** start of Records to use **

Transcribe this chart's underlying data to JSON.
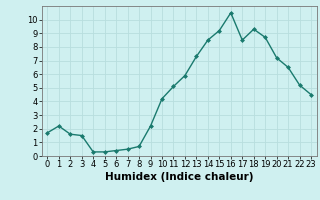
{
  "x": [
    0,
    1,
    2,
    3,
    4,
    5,
    6,
    7,
    8,
    9,
    10,
    11,
    12,
    13,
    14,
    15,
    16,
    17,
    18,
    19,
    20,
    21,
    22,
    23
  ],
  "y": [
    1.7,
    2.2,
    1.6,
    1.5,
    0.3,
    0.3,
    0.4,
    0.5,
    0.7,
    2.2,
    4.2,
    5.1,
    5.9,
    7.3,
    8.5,
    9.2,
    10.5,
    8.5,
    9.3,
    8.7,
    7.2,
    6.5,
    5.2,
    4.5
  ],
  "line_color": "#1a7a6e",
  "marker": "D",
  "marker_size": 2,
  "bg_color": "#cff0f0",
  "grid_color": "#b8dede",
  "xlabel": "Humidex (Indice chaleur)",
  "xlim": [
    -0.5,
    23.5
  ],
  "ylim": [
    0,
    11
  ],
  "yticks": [
    0,
    1,
    2,
    3,
    4,
    5,
    6,
    7,
    8,
    9,
    10
  ],
  "xticks": [
    0,
    1,
    2,
    3,
    4,
    5,
    6,
    7,
    8,
    9,
    10,
    11,
    12,
    13,
    14,
    15,
    16,
    17,
    18,
    19,
    20,
    21,
    22,
    23
  ],
  "tick_label_fontsize": 6,
  "xlabel_fontsize": 7.5,
  "line_width": 1.0
}
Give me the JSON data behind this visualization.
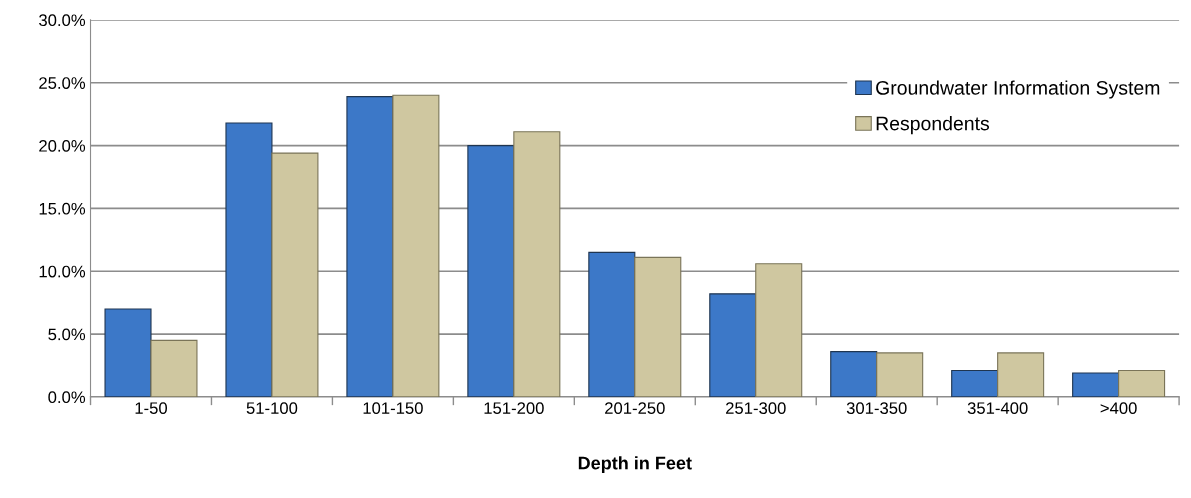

** end of Records to use **

◆ **Work to be completed**:
Output nothing but the number of lines in the data containing the string "JSON".

◆ **The reply**:
2